— What is needed —
Copy every line of the records below that holds the word "morbido".

-- Start Material to process --

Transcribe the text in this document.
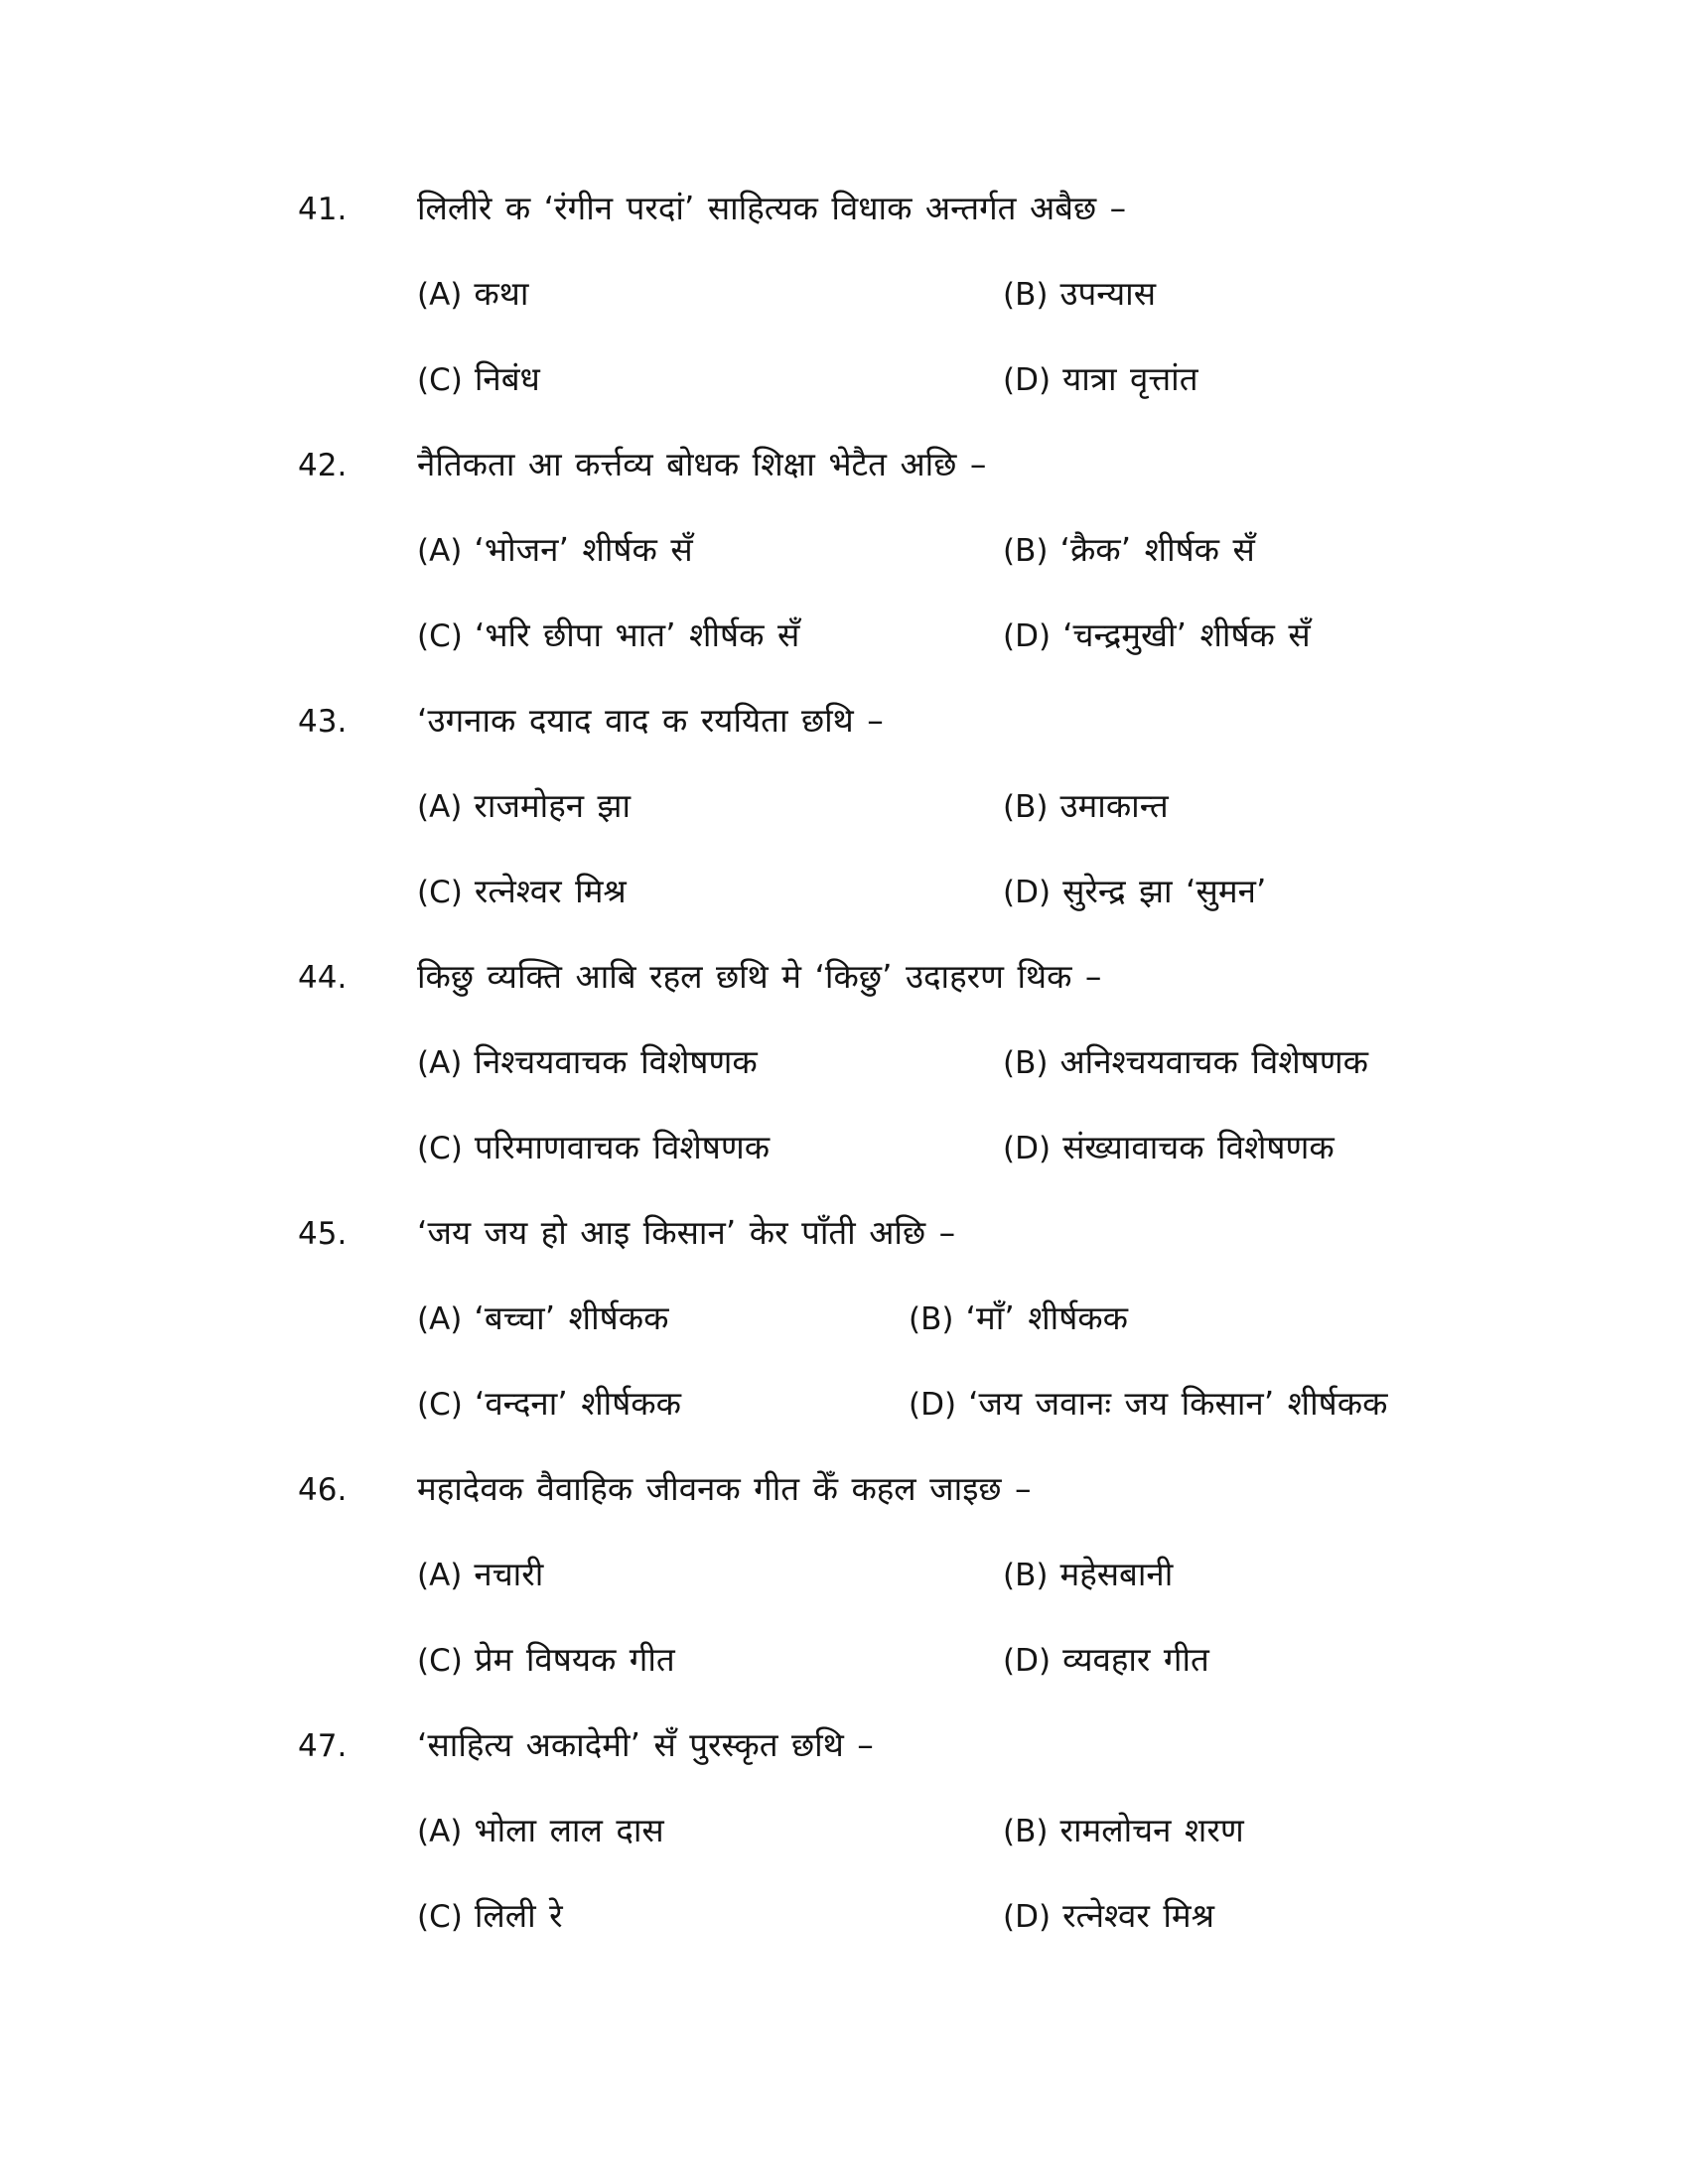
41.	लिलीरे क ‘रंगीन परदां’ साहित्यक विधाक अन्तर्गत अबैछ –
(A) कथा	(B) उपन्यास
(C) निबंध	(D) यात्रा वृत्तांत
42.	नैतिकता आ कर्त्तव्य बोधक शिक्षा भेटैत अछि –
(A) ‘भोजन’ शीर्षक सँ	(B) ‘क्रैक’ शीर्षक सँ
(C) ‘भरि छीपा भात’ शीर्षक सँ	(D) ‘चन्द्रमुखी’ शीर्षक सँ
43.	‘उगनाक दयाद वाद क रययिता छथि –
(A) राजमोहन झा	(B) उमाकान्त
(C) रत्नेश्वर मिश्र	(D) सुरेन्द्र झा ‘सुमन’
44.	किछु व्यक्ति आबि रहल छथि मे ‘किछु’ उदाहरण थिक –
(A) निश्चयवाचक विशेषणक	(B) अनिश्चयवाचक विशेषणक
(C) परिमाणवाचक विशेषणक	(D) संख्यावाचक विशेषणक
45.	‘जय जय हो आइ किसान’ केर पाँती अछि –
(A) ‘बच्चा’ शीर्षकक	(B) ‘माँ’ शीर्षकक
(C) ‘वन्दना’ शीर्षकक	(D) ‘जय जवानः जय किसान’ शीर्षकक
46.	महादेवक वैवाहिक जीवनक गीत केँ कहल जाइछ –
(A) नचारी	(B) महेसबानी
(C) प्रेम विषयक गीत	(D) व्यवहार गीत
47.	‘साहित्य अकादेमी’ सँ पुरस्कृत छथि –
(A) भोला लाल दास	(B) रामलोचन शरण
(C) लिली रे	(D) रत्नेश्वर मिश्र
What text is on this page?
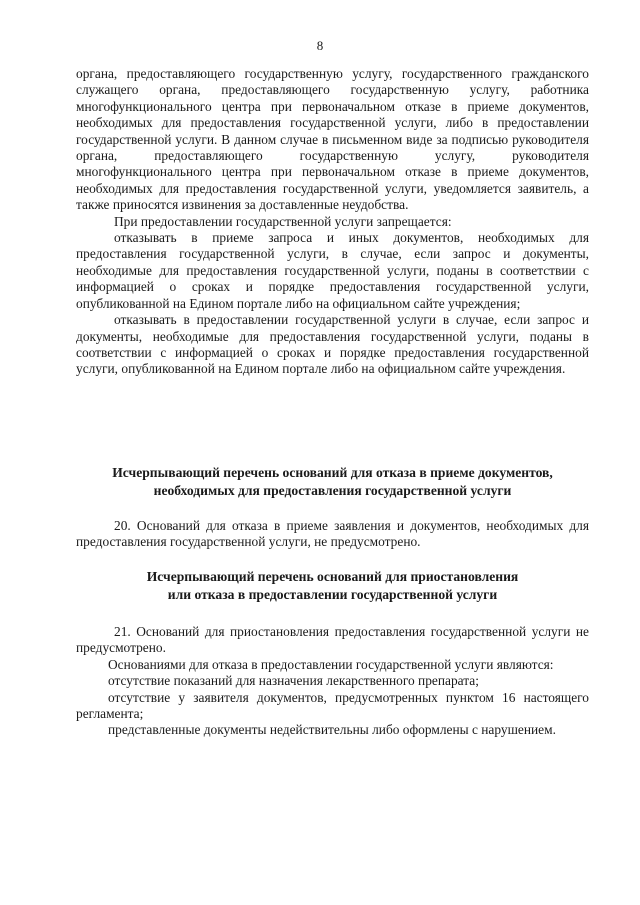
8

органа, предоставляющего государственную услугу, государственного гражданского служащего органа, предоставляющего государственную услугу, работника многофункционального центра при первоначальном отказе в приеме документов, необходимых для предоставления государственной услуги, либо в предоставлении государственной услуги. В данном случае в письменном виде за подписью руководителя органа, предоставляющего государственную услугу, руководителя многофункционального центра при первоначальном отказе в приеме документов, необходимых для предоставления государственной услуги, уведомляется заявитель, а также приносятся извинения за доставленные неудобства.

При предоставлении государственной услуги запрещается:

отказывать в приеме запроса и иных документов, необходимых для предоставления государственной услуги, в случае, если запрос и документы, необходимые для предоставления государственной услуги, поданы в соответствии с информацией о сроках и порядке предоставления государственной услуги, опубликованной на Едином портале либо на официальном сайте учреждения;

отказывать в предоставлении государственной услуги в случае, если запрос и документы, необходимые для предоставления государственной услуги, поданы в соответствии с информацией о сроках и порядке предоставления государственной услуги, опубликованной на Едином портале либо на официальном сайте учреждения.

Исчерпывающий перечень оснований для отказа в приеме документов,
необходимых для предоставления государственной услуги

20. Оснований для отказа в приеме заявления и документов, необходимых для предоставления государственной услуги, не предусмотрено.

Исчерпывающий перечень оснований для приостановления
или отказа в предоставлении государственной услуги

21. Оснований для приостановления предоставления государственной услуги не предусмотрено.

Основаниями для отказа в предоставлении государственной услуги являются:

отсутствие показаний для назначения лекарственного препарата;

отсутствие у заявителя документов, предусмотренных пунктом 16 настоящего регламента;

представленные документы недействительны либо оформлены с нарушением.
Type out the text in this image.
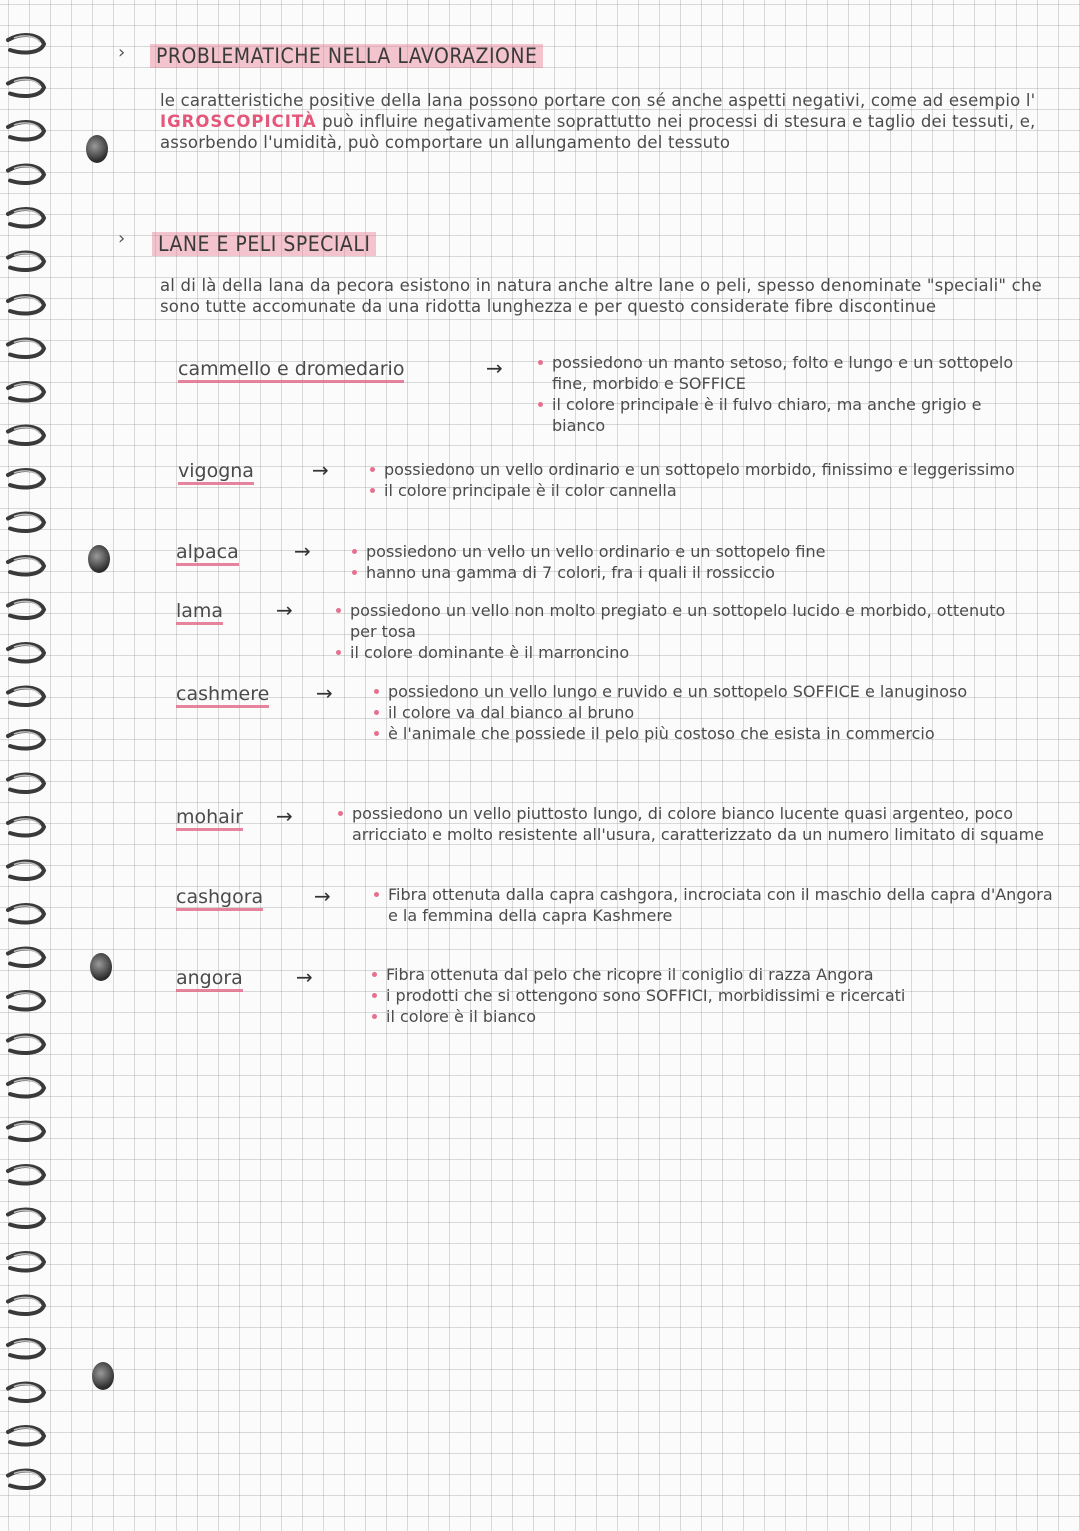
› PROBLEMATICHE NELLA LAVORAZIONE
le caratteristiche positive della lana possono portare con sé anche aspetti negativi, come ad esempio l' IGROSCOPICITÀ può influire negativamente soprattutto nei processi di stesura e taglio dei tessuti, e, assorbendo l'umidità, può comportare un allungamento del tessuto
› LANE E PELI SPECIALI
al di là della lana da pecora esistono in natura anche altre lane o peli, spesso denominate "speciali" che sono tutte accomunate da una ridotta lunghezza e per questo considerate fibre discontinue
cammello e dromedario	→	possiedono un manto setoso, folto e lungo e un sottopelo fine, morbido e SOFFICE
il colore principale è il fulvo chiaro, ma anche grigio e bianco
vigogna	→	possiedono un vello ordinario e un sottopelo morbido, finissimo e leggerissimo
il colore principale è il color cannella
alpaca	→	possiedono un vello un vello ordinario e un sottopelo fine
hanno una gamma di 7 colori, fra i quali il rossiccio
lama	→	possiedono un vello non molto pregiato e un sottopelo lucido e morbido, ottenuto per tosa
il colore dominante è il marroncino
cashmere →	possiedono un vello lungo e ruvido e un sottopelo SOFFICE e lanuginoso
il colore va dal bianco al bruno
è l'animale che possiede il pelo più costoso che esista in commercio
mohair →	possiedono un vello piuttosto lungo, di colore bianco lucente quasi argenteo, poco arricciato e molto resistente all'usura, caratterizzato da un numero limitato di squame
cashgora	→	Fibra ottenuta dalla capra cashgora, incrociata con il maschio della capra d'Angora e la femmina della capra Kashmere
angora	→	Fibra ottenuta dal pelo che ricopre il coniglio di razza Angora
i prodotti che si ottengono sono SOFFICI, morbidissimi e ricercati
il colore è il bianco
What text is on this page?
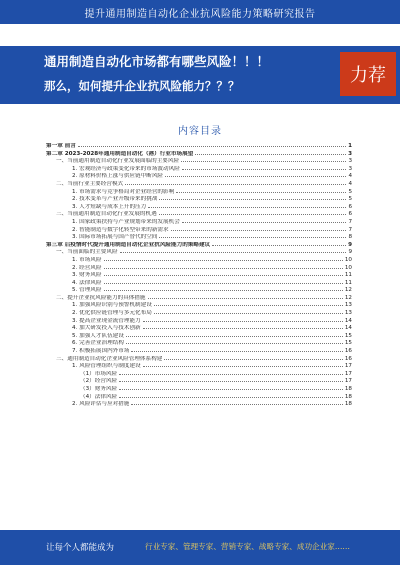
提升通用制造自动化企业抗风险能力策略研究报告
通用制造自动化市场都有哪些风险！！！
那么，如何提升企业抗风险能力？？？	力荐
内容目录
第一章 前言	1
第二章 2023-2028年通用制造自动化（港）行业市场展望	3
一、当前通用制造自动化行业发展面临的主要风险	3
1. 宏观经济与政策变化带来的市场波动风险	3
2. 原材料价格上涨与供应链中断风险	4
二、当前行业主要经营模式	4
1. 市场需求与竞争格局对企业经营的影响	5
2. 技术变革与产业升级带来的挑战	5
3. 人才短缺与成本上升的压力	6
三、当前通用制造自动化行业发展的机遇	6
1. 国家政策扶持与产业规划带来的发展机会	7
2. 智能制造与数字化转型带来的新需求	7
3. 国际市场拓展与国产替代的空间	8
第三章 后疫情时代提升通用制造自动化企业抗风险能力的策略建议	9
一、当前面临的主要风险	9
1. 市场风险	10
2. 经营风险	10
3. 财务风险	11
4. 法律风险	11
5. 管理风险	12
二、提升企业抗风险能力的具体措施	12
1. 加强风险识别与预警机制建设	13
2. 优化供应链管理与多元化布局	13
3. 提高企业现金流管理能力	14
4. 加大研发投入与技术创新	14
5. 加强人才队伍建设	15
6. 完善企业治理结构	15
7. 积极拓展国内外市场	16
三、通用制造自动化企业风险管理体系构建	16
1. 风险管理组织与制度建设	17
（1）市场风险	17
（2）经营风险	17
（3）财务风险	18
（4）法律风险	18
2. 风险评估与应对措施	18
让每个人都能成为	行业专家、管理专家、营销专家、战略专家、成功企业家……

-- End Material to process --

— Exercise output —
cammello e dromedario	→	possiedono un manto setoso, folto e lungo e un sottopelo fine, morbido e SOFFICE
vigogna	→	possiedono un vello ordinario e un sottopelo morbido, finissimo e leggerissimo
lama	→	possiedono un vello non molto pregiato e un sottopelo lucido e morbido, ottenuto per tosa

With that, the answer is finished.